> Records for this task
-*-*-

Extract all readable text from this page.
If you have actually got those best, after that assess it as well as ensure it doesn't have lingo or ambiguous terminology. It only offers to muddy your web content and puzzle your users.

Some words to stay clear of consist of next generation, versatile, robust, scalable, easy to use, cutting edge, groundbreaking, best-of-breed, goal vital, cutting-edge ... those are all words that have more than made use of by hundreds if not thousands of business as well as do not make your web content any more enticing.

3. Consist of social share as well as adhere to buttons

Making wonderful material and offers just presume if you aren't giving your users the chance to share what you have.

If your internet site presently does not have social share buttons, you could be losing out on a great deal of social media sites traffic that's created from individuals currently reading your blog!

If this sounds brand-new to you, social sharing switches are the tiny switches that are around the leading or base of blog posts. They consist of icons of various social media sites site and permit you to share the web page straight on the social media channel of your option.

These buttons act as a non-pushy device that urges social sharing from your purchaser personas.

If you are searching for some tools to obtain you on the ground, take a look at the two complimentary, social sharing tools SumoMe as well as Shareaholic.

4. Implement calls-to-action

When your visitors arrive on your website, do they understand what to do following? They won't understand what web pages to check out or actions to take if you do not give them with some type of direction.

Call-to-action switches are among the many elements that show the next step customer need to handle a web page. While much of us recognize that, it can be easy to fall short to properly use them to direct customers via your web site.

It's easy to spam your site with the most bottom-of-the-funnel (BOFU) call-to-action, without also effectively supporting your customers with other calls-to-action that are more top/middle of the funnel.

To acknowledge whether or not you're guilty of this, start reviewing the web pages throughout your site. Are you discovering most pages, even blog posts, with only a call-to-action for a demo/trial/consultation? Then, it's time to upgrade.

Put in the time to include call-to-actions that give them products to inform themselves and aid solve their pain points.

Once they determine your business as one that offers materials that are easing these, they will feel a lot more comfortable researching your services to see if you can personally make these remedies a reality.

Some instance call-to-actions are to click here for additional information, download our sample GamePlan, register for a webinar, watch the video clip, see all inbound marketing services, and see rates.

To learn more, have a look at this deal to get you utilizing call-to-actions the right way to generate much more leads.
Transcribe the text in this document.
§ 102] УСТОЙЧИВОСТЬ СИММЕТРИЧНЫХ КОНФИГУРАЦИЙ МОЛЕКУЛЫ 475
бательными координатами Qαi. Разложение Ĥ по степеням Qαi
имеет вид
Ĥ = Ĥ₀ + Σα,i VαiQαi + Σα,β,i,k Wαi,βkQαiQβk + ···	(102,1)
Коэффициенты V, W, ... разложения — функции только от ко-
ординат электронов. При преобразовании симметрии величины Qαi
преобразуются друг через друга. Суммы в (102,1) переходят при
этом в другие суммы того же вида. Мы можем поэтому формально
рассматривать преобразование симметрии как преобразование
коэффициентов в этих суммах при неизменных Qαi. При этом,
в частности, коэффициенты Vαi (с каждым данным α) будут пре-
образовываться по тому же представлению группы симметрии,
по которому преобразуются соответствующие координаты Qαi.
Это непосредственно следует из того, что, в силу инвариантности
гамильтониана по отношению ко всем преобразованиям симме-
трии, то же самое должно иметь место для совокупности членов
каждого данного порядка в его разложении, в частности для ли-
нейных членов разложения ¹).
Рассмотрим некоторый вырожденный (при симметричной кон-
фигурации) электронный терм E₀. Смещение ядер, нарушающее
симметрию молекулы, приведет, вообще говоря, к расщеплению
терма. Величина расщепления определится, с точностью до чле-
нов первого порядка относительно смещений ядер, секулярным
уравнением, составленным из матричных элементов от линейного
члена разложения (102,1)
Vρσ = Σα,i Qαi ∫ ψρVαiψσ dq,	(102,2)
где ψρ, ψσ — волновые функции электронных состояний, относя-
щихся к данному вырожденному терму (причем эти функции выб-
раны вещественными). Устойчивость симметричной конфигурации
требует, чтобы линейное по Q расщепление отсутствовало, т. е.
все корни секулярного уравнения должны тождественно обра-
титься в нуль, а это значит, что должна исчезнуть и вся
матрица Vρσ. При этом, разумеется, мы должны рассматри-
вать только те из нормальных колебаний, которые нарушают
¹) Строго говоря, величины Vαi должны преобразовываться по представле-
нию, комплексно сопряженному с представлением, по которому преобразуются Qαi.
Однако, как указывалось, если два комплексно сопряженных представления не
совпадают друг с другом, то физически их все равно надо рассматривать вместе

-*-*-

> Stated goal
Give nothing but the number of lines containing the string "преобразуются".

> Written reply
3